SHORT EXERCISE: Quote every line of the material beneath this one.
--- EXERCISE MATERIALS ---
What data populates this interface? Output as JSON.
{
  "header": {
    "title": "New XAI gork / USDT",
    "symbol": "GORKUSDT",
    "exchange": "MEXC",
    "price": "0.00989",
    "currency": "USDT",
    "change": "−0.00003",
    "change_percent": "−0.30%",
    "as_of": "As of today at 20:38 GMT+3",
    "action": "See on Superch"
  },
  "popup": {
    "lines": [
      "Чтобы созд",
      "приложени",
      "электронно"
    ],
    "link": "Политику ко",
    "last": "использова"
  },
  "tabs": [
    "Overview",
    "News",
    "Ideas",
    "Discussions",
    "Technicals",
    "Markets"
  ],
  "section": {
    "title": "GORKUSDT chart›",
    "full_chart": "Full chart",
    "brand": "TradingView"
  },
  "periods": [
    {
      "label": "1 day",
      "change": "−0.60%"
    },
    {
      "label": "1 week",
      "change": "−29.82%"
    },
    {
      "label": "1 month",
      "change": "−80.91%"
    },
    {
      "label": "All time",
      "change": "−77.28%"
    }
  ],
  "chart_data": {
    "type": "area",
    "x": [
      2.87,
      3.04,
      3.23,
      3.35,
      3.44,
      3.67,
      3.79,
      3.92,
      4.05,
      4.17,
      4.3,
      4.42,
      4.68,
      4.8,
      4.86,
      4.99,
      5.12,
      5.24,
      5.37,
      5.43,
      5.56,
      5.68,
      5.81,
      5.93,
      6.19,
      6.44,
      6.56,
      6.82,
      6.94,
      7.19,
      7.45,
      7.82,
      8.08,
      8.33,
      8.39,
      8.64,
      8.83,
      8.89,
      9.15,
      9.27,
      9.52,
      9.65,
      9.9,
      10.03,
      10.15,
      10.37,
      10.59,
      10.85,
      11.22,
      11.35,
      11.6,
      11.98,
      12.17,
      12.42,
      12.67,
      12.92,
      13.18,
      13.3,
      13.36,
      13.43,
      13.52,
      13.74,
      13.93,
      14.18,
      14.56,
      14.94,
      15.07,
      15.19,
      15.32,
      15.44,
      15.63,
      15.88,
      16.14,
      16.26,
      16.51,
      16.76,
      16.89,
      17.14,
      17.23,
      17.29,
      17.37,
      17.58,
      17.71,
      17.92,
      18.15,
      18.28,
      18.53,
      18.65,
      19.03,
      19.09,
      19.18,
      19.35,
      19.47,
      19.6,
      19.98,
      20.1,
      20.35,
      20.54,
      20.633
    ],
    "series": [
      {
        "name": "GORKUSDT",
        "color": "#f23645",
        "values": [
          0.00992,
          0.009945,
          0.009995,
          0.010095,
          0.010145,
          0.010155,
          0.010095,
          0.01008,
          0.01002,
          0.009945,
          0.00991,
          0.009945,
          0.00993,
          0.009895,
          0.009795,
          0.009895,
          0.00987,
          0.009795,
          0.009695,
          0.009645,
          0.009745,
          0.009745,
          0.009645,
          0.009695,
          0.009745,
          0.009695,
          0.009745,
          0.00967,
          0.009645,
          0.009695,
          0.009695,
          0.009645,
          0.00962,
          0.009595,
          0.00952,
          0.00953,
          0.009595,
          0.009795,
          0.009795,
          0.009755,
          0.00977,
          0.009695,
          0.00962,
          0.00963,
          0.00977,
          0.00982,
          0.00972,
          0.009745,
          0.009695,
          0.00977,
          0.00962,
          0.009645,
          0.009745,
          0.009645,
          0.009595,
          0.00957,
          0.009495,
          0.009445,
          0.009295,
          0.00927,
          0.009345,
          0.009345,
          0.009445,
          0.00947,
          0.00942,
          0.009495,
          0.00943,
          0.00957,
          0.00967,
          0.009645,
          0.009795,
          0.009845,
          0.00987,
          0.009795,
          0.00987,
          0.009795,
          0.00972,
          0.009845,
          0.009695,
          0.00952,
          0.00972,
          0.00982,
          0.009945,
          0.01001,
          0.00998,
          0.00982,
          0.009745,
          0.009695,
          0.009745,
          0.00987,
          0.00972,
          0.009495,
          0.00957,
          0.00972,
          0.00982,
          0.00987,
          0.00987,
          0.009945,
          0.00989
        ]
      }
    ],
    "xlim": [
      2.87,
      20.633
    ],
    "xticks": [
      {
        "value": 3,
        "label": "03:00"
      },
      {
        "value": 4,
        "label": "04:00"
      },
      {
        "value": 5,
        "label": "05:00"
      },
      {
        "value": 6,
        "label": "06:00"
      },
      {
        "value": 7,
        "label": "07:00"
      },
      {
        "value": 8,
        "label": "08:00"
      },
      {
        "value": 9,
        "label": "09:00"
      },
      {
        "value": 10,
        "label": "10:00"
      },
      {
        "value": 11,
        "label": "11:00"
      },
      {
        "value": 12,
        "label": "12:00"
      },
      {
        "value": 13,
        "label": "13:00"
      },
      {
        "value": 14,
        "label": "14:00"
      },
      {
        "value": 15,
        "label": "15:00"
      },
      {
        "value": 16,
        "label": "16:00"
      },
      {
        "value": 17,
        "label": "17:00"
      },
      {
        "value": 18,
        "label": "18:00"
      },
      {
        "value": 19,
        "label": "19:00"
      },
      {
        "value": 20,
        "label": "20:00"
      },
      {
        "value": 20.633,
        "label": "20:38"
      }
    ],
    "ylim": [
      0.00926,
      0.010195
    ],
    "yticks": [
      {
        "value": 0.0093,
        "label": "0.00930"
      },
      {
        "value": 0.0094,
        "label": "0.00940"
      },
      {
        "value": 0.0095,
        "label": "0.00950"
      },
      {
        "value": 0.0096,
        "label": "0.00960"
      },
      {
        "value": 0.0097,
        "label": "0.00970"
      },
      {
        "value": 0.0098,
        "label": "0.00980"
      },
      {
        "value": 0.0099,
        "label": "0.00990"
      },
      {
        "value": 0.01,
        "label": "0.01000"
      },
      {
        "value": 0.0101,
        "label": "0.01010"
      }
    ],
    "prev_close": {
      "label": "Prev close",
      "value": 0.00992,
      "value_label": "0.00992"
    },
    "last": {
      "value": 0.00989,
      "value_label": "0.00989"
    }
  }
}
---
REPLY:
What data populates this interface? Output as JSON.
{
  "header": {
    "title": "New XAI gork / USDT",
    "symbol": "GORKUSDT",
    "exchange": "MEXC",
    "price": "0.00989",
    "currency": "USDT",
    "change": "−0.00003",
    "change_percent": "−0.30%",
    "as_of": "As of today at 20:38 GMT+3",
    "action": "See on Superch"
  },
  "popup": {
    "lines": [
      "Чтобы созд",
      "приложени",
      "электронно"
    ],
    "link": "Политику ко",
    "last": "использова"
  },
  "tabs": [
    "Overview",
    "News",
    "Ideas",
    "Discussions",
    "Technicals",
    "Markets"
  ],
  "section": {
    "title": "GORKUSDT chart›",
    "full_chart": "Full chart",
    "brand": "TradingView"
  },
  "periods": [
    {
      "label": "1 day",
      "change": "−0.60%"
    },
    {
      "label": "1 week",
      "change": "−29.82%"
    },
    {
      "label": "1 month",
      "change": "−80.91%"
    },
    {
      "label": "All time",
      "change": "−77.28%"
    }
  ],
  "chart_data": {
    "type": "area",
    "x": [
      2.87,
      3.04,
      3.23,
      3.35,
      3.44,
      3.67,
      3.79,
      3.92,
      4.05,
      4.17,
      4.3,
      4.42,
      4.68,
      4.8,
      4.86,
      4.99,
      5.12,
      5.24,
      5.37,
      5.43,
      5.56,
      5.68,
      5.81,
      5.93,
      6.19,
      6.44,
      6.56,
      6.82,
      6.94,
      7.19,
      7.45,
      7.82,
      8.08,
      8.33,
      8.39,
      8.64,
      8.83,
      8.89,
      9.15,
      9.27,
      9.52,
      9.65,
      9.9,
      10.03,
      10.15,
      10.37,
      10.59,
      10.85,
      11.22,
      11.35,
      11.6,
      11.98,
      12.17,
      12.42,
      12.67,
      12.92,
      13.18,
      13.3,
      13.36,
      13.43,
      13.52,
      13.74,
      13.93,
      14.18,
      14.56,
      14.94,
      15.07,
      15.19,
      15.32,
      15.44,
      15.63,
      15.88,
      16.14,
      16.26,
      16.51,
      16.76,
      16.89,
      17.14,
      17.23,
      17.29,
      17.37,
      17.58,
      17.71,
      17.92,
      18.15,
      18.28,
      18.53,
      18.65,
      19.03,
      19.09,
      19.18,
      19.35,
      19.47,
      19.6,
      19.98,
      20.1,
      20.35,
      20.54,
      20.633
    ],
    "series": [
      {
        "name": "GORKUSDT",
        "color": "#f23645",
        "values": [
          0.00992,
          0.009945,
          0.009995,
          0.010095,
          0.010145,
          0.010155,
          0.010095,
          0.01008,
          0.01002,
          0.009945,
          0.00991,
          0.009945,
          0.00993,
          0.009895,
          0.009795,
          0.009895,
          0.00987,
          0.009795,
          0.009695,
          0.009645,
          0.009745,
          0.009745,
          0.009645,
          0.009695,
          0.009745,
          0.009695,
          0.009745,
          0.00967,
          0.009645,
          0.009695,
          0.009695,
          0.009645,
          0.00962,
          0.009595,
          0.00952,
          0.00953,
          0.009595,
          0.009795,
          0.009795,
          0.009755,
          0.00977,
          0.009695,
          0.00962,
          0.00963,
          0.00977,
          0.00982,
          0.00972,
          0.009745,
          0.009695,
          0.00977,
          0.00962,
          0.009645,
          0.009745,
          0.009645,
          0.009595,
          0.00957,
          0.009495,
          0.009445,
          0.009295,
          0.00927,
          0.009345,
          0.009345,
          0.009445,
          0.00947,
          0.00942,
          0.009495,
          0.00943,
          0.00957,
          0.00967,
          0.009645,
          0.009795,
          0.009845,
          0.00987,
          0.009795,
          0.00987,
          0.009795,
          0.00972,
          0.009845,
          0.009695,
          0.00952,
          0.00972,
          0.00982,
          0.009945,
          0.01001,
          0.00998,
          0.00982,
          0.009745,
          0.009695,
          0.009745,
          0.00987,
          0.00972,
          0.009495,
          0.00957,
          0.00972,
          0.00982,
          0.00987,
          0.00987,
          0.009945,
          0.00989
        ]
      }
    ],
    "xlim": [
      2.87,
      20.633
    ],
    "xticks": [
      {
        "value": 3,
        "label": "03:00"
      },
      {
        "value": 4,
        "label": "04:00"
      },
      {
        "value": 5,
        "label": "05:00"
      },
      {
        "value": 6,
        "label": "06:00"
      },
      {
        "value": 7,
        "label": "07:00"
      },
      {
        "value": 8,
        "label": "08:00"
      },
      {
        "value": 9,
        "label": "09:00"
      },
      {
        "value": 10,
        "label": "10:00"
      },
      {
        "value": 11,
        "label": "11:00"
      },
      {
        "value": 12,
        "label": "12:00"
      },
      {
        "value": 13,
        "label": "13:00"
      },
      {
        "value": 14,
        "label": "14:00"
      },
      {
        "value": 15,
        "label": "15:00"
      },
      {
        "value": 16,
        "label": "16:00"
      },
      {
        "value": 17,
        "label": "17:00"
      },
      {
        "value": 18,
        "label": "18:00"
      },
      {
        "value": 19,
        "label": "19:00"
      },
      {
        "value": 20,
        "label": "20:00"
      },
      {
        "value": 20.633,
        "label": "20:38"
      }
    ],
    "ylim": [
      0.00926,
      0.010195
    ],
    "yticks": [
      {
        "value": 0.0093,
        "label": "0.00930"
      },
      {
        "value": 0.0094,
        "label": "0.00940"
      },
      {
        "value": 0.0095,
        "label": "0.00950"
      },
      {
        "value": 0.0096,
        "label": "0.00960"
      },
      {
        "value": 0.0097,
        "label": "0.00970"
      },
      {
        "value": 0.0098,
        "label": "0.00980"
      },
      {
        "value": 0.0099,
        "label": "0.00990"
      },
      {
        "value": 0.01,
        "label": "0.01000"
      },
      {
        "value": 0.0101,
        "label": "0.01010"
      }
    ],
    "prev_close": {
      "label": "Prev close",
      "value": 0.00992,
      "value_label": "0.00992"
    },
    "last": {
      "value": 0.00989,
      "value_label": "0.00989"
    }
  }
}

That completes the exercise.